>> BEGIN EXERCISE INPUTS
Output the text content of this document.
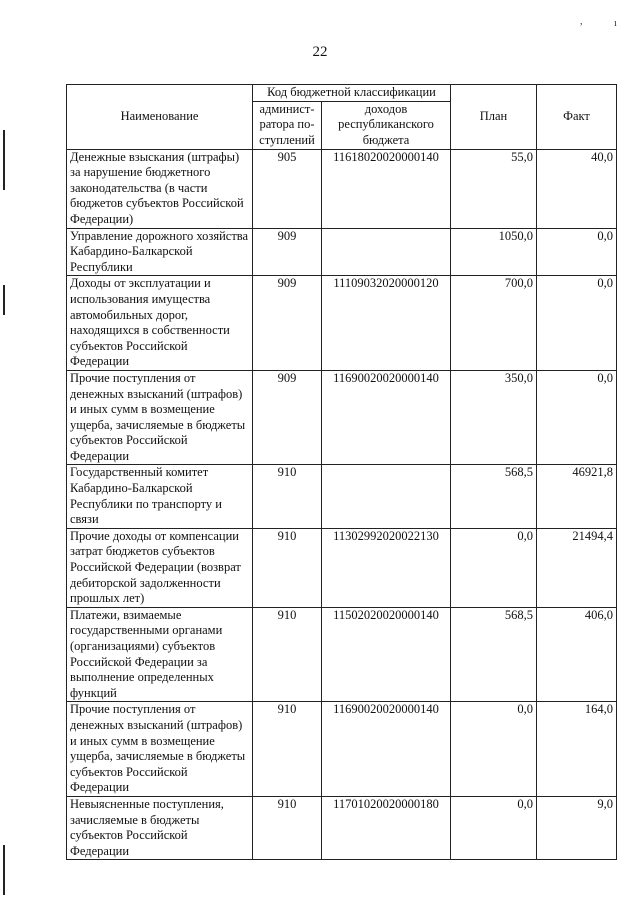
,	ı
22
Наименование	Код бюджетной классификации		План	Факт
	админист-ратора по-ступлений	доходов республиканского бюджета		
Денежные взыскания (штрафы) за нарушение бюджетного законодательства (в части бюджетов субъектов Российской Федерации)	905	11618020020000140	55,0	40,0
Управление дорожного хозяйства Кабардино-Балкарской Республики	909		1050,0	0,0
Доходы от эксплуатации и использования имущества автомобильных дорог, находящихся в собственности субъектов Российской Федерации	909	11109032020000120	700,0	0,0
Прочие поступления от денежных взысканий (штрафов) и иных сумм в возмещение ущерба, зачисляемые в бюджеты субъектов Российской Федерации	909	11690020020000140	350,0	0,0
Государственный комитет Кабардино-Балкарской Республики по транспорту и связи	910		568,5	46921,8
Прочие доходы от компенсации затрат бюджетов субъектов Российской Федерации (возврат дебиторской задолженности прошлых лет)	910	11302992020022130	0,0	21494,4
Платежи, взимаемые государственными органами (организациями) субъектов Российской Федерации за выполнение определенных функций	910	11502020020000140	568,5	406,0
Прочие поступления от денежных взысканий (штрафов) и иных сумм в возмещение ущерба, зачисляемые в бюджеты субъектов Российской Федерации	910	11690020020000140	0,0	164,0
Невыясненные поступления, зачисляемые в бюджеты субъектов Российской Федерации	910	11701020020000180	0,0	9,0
>> END EXERCISE INPUTS
STATED PROBLEM: Nothing in the entries above should change when they are printed again, except that the pictures are dropped.

WORKED ANSWER:
Output the text content of this document.
,	ı
22
Наименование	Код бюджетной классификации		План	Факт
	админист-ратора по-ступлений	доходов республиканского бюджета		
Денежные взыскания (штрафы) за нарушение бюджетного законодательства (в части бюджетов субъектов Российской Федерации)	905	11618020020000140	55,0	40,0
Управление дорожного хозяйства Кабардино-Балкарской Республики	909		1050,0	0,0
Доходы от эксплуатации и использования имущества автомобильных дорог, находящихся в собственности субъектов Российской Федерации	909	11109032020000120	700,0	0,0
Прочие поступления от денежных взысканий (штрафов) и иных сумм в возмещение ущерба, зачисляемые в бюджеты субъектов Российской Федерации	909	11690020020000140	350,0	0,0
Государственный комитет Кабардино-Балкарской Республики по транспорту и связи	910		568,5	46921,8
Прочие доходы от компенсации затрат бюджетов субъектов Российской Федерации (возврат дебиторской задолженности прошлых лет)	910	11302992020022130	0,0	21494,4
Платежи, взимаемые государственными органами (организациями) субъектов Российской Федерации за выполнение определенных функций	910	11502020020000140	568,5	406,0
Прочие поступления от денежных взысканий (штрафов) и иных сумм в возмещение ущерба, зачисляемые в бюджеты субъектов Российской Федерации	910	11690020020000140	0,0	164,0
Невыясненные поступления, зачисляемые в бюджеты субъектов Российской Федерации	910	11701020020000180	0,0	9,0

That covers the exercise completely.